--- What you should do ---
Repeat all the records exactly, omitting pictures.

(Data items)

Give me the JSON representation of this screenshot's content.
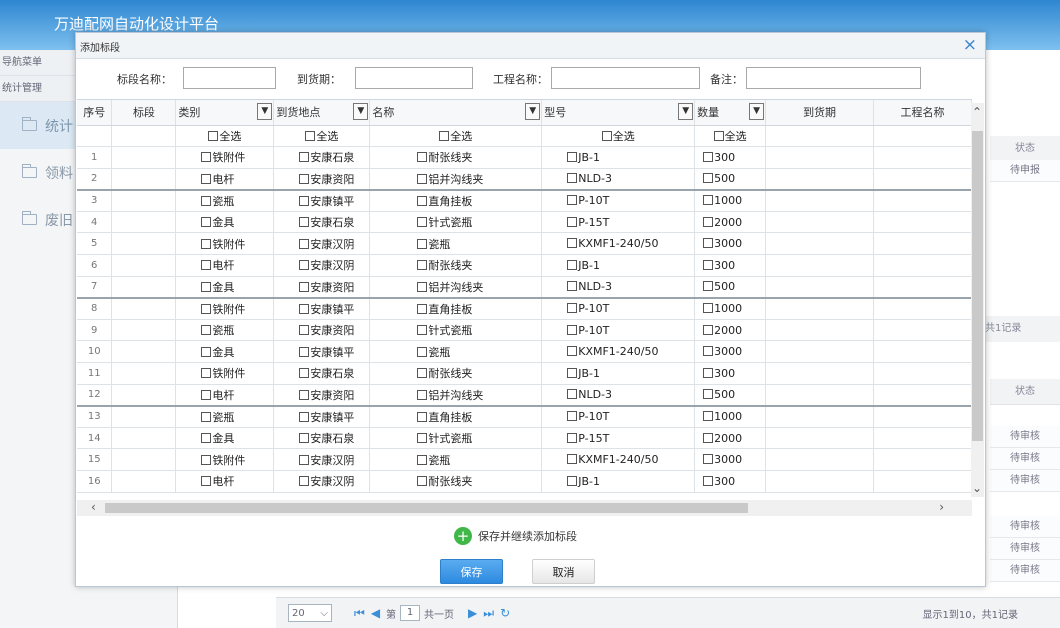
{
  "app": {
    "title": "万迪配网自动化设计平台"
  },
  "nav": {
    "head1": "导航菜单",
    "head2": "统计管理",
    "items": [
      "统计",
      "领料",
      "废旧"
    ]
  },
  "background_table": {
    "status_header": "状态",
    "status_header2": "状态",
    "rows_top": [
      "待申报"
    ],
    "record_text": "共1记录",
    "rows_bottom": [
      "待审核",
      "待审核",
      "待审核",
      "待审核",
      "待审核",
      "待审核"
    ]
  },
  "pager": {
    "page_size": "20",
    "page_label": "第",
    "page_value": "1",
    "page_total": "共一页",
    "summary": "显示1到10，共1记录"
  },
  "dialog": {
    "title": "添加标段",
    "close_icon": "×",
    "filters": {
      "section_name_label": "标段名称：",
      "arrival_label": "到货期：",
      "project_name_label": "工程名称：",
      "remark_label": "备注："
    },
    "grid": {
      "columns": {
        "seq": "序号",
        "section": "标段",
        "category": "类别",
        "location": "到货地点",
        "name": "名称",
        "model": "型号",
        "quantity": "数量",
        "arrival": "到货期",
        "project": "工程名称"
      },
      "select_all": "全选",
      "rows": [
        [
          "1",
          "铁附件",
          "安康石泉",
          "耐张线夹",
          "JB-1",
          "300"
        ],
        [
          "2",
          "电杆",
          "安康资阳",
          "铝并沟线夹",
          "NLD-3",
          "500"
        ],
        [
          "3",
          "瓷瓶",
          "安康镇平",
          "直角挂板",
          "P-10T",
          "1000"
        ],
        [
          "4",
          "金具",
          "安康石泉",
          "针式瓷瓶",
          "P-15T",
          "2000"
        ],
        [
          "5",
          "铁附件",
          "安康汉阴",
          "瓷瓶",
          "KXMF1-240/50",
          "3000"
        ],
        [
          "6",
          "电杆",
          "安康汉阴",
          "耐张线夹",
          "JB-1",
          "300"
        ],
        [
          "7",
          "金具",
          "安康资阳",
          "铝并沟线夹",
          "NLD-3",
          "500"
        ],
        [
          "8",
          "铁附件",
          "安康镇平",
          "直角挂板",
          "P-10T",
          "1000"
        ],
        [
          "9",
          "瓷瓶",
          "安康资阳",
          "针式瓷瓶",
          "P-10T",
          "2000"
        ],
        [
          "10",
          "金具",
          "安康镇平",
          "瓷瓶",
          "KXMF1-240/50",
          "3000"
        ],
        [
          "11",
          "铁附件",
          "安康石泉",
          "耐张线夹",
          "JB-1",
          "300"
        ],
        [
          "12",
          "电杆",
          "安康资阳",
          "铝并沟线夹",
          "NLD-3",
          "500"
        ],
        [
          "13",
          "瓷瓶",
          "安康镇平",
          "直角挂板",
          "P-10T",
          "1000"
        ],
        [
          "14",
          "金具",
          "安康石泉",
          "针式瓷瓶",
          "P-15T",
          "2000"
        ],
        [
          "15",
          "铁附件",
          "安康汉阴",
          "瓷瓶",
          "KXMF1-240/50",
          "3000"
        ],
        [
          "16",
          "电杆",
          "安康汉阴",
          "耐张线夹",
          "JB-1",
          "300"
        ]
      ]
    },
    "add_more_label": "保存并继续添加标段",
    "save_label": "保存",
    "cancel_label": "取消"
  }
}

--- The reply ---
Give me the JSON representation of this screenshot's content.
{
  "app": {
    "title": "万迪配网自动化设计平台"
  },
  "nav": {
    "head1": "导航菜单",
    "head2": "统计管理",
    "items": [
      "统计",
      "领料",
      "废旧"
    ]
  },
  "background_table": {
    "status_header": "状态",
    "status_header2": "状态",
    "rows_top": [
      "待申报"
    ],
    "record_text": "共1记录",
    "rows_bottom": [
      "待审核",
      "待审核",
      "待审核",
      "待审核",
      "待审核",
      "待审核"
    ]
  },
  "pager": {
    "page_size": "20",
    "page_label": "第",
    "page_value": "1",
    "page_total": "共一页",
    "summary": "显示1到10，共1记录"
  },
  "dialog": {
    "title": "添加标段",
    "close_icon": "×",
    "filters": {
      "section_name_label": "标段名称：",
      "arrival_label": "到货期：",
      "project_name_label": "工程名称：",
      "remark_label": "备注："
    },
    "grid": {
      "columns": {
        "seq": "序号",
        "section": "标段",
        "category": "类别",
        "location": "到货地点",
        "name": "名称",
        "model": "型号",
        "quantity": "数量",
        "arrival": "到货期",
        "project": "工程名称"
      },
      "select_all": "全选",
      "rows": [
        [
          "1",
          "铁附件",
          "安康石泉",
          "耐张线夹",
          "JB-1",
          "300"
        ],
        [
          "2",
          "电杆",
          "安康资阳",
          "铝并沟线夹",
          "NLD-3",
          "500"
        ],
        [
          "3",
          "瓷瓶",
          "安康镇平",
          "直角挂板",
          "P-10T",
          "1000"
        ],
        [
          "4",
          "金具",
          "安康石泉",
          "针式瓷瓶",
          "P-15T",
          "2000"
        ],
        [
          "5",
          "铁附件",
          "安康汉阴",
          "瓷瓶",
          "KXMF1-240/50",
          "3000"
        ],
        [
          "6",
          "电杆",
          "安康汉阴",
          "耐张线夹",
          "JB-1",
          "300"
        ],
        [
          "7",
          "金具",
          "安康资阳",
          "铝并沟线夹",
          "NLD-3",
          "500"
        ],
        [
          "8",
          "铁附件",
          "安康镇平",
          "直角挂板",
          "P-10T",
          "1000"
        ],
        [
          "9",
          "瓷瓶",
          "安康资阳",
          "针式瓷瓶",
          "P-10T",
          "2000"
        ],
        [
          "10",
          "金具",
          "安康镇平",
          "瓷瓶",
          "KXMF1-240/50",
          "3000"
        ],
        [
          "11",
          "铁附件",
          "安康石泉",
          "耐张线夹",
          "JB-1",
          "300"
        ],
        [
          "12",
          "电杆",
          "安康资阳",
          "铝并沟线夹",
          "NLD-3",
          "500"
        ],
        [
          "13",
          "瓷瓶",
          "安康镇平",
          "直角挂板",
          "P-10T",
          "1000"
        ],
        [
          "14",
          "金具",
          "安康石泉",
          "针式瓷瓶",
          "P-15T",
          "2000"
        ],
        [
          "15",
          "铁附件",
          "安康汉阴",
          "瓷瓶",
          "KXMF1-240/50",
          "3000"
        ],
        [
          "16",
          "电杆",
          "安康汉阴",
          "耐张线夹",
          "JB-1",
          "300"
        ]
      ]
    },
    "add_more_label": "保存并继续添加标段",
    "save_label": "保存",
    "cancel_label": "取消"
  }
}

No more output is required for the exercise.